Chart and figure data
◆ ◆ ◆

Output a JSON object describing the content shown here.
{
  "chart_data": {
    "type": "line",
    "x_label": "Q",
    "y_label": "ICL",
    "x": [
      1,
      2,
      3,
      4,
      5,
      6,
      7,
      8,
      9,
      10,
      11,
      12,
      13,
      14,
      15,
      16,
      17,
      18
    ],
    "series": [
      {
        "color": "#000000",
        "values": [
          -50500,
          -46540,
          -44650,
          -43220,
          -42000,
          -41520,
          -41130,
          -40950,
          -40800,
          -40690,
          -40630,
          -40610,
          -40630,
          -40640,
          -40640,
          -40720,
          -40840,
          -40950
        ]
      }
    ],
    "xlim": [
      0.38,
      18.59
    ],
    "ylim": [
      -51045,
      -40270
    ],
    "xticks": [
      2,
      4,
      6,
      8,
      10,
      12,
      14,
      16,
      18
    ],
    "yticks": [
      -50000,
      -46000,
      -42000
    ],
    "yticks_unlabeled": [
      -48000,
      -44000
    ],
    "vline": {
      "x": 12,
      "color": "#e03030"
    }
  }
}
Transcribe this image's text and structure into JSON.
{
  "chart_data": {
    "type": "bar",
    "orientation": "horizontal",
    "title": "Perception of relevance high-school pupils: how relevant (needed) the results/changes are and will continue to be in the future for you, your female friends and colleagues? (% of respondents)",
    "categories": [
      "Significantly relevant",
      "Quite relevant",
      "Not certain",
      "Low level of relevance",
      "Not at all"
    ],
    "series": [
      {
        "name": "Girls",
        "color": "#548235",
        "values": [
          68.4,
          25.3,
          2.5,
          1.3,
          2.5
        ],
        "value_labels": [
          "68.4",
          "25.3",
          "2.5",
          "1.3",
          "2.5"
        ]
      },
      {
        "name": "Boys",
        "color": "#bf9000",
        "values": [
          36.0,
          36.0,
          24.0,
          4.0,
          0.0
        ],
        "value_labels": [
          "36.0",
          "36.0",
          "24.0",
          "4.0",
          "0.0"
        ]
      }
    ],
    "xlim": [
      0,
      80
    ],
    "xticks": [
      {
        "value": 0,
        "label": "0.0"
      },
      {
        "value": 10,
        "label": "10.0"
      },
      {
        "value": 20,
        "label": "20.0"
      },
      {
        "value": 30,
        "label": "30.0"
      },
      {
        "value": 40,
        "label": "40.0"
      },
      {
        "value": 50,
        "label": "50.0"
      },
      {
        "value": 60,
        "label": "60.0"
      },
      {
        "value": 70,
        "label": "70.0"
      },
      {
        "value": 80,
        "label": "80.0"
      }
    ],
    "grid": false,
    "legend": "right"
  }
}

◆ ◆ ◆

» **Exercise**
Every line above needs to be retyped exactly.

» **Reply**
Output a JSON object describing the content shown here.
{
  "chart_data": {
    "type": "line",
    "x_label": "Q",
    "y_label": "ICL",
    "x": [
      1,
      2,
      3,
      4,
      5,
      6,
      7,
      8,
      9,
      10,
      11,
      12,
      13,
      14,
      15,
      16,
      17,
      18
    ],
    "series": [
      {
        "color": "#000000",
        "values": [
          -50500,
          -46540,
          -44650,
          -43220,
          -42000,
          -41520,
          -41130,
          -40950,
          -40800,
          -40690,
          -40630,
          -40610,
          -40630,
          -40640,
          -40640,
          -40720,
          -40840,
          -40950
        ]
      }
    ],
    "xlim": [
      0.38,
      18.59
    ],
    "ylim": [
      -51045,
      -40270
    ],
    "xticks": [
      2,
      4,
      6,
      8,
      10,
      12,
      14,
      16,
      18
    ],
    "yticks": [
      -50000,
      -46000,
      -42000
    ],
    "yticks_unlabeled": [
      -48000,
      -44000
    ],
    "vline": {
      "x": 12,
      "color": "#e03030"
    }
  }
}
Transcribe this image's text and structure into JSON.
{
  "chart_data": {
    "type": "bar",
    "orientation": "horizontal",
    "title": "Perception of relevance high-school pupils: how relevant (needed) the results/changes are and will continue to be in the future for you, your female friends and colleagues? (% of respondents)",
    "categories": [
      "Significantly relevant",
      "Quite relevant",
      "Not certain",
      "Low level of relevance",
      "Not at all"
    ],
    "series": [
      {
        "name": "Girls",
        "color": "#548235",
        "values": [
          68.4,
          25.3,
          2.5,
          1.3,
          2.5
        ],
        "value_labels": [
          "68.4",
          "25.3",
          "2.5",
          "1.3",
          "2.5"
        ]
      },
      {
        "name": "Boys",
        "color": "#bf9000",
        "values": [
          36.0,
          36.0,
          24.0,
          4.0,
          0.0
        ],
        "value_labels": [
          "36.0",
          "36.0",
          "24.0",
          "4.0",
          "0.0"
        ]
      }
    ],
    "xlim": [
      0,
      80
    ],
    "xticks": [
      {
        "value": 0,
        "label": "0.0"
      },
      {
        "value": 10,
        "label": "10.0"
      },
      {
        "value": 20,
        "label": "20.0"
      },
      {
        "value": 30,
        "label": "30.0"
      },
      {
        "value": 40,
        "label": "40.0"
      },
      {
        "value": 50,
        "label": "50.0"
      },
      {
        "value": 60,
        "label": "60.0"
      },
      {
        "value": 70,
        "label": "70.0"
      },
      {
        "value": 80,
        "label": "80.0"
      }
    ],
    "grid": false,
    "legend": "right"
  }
}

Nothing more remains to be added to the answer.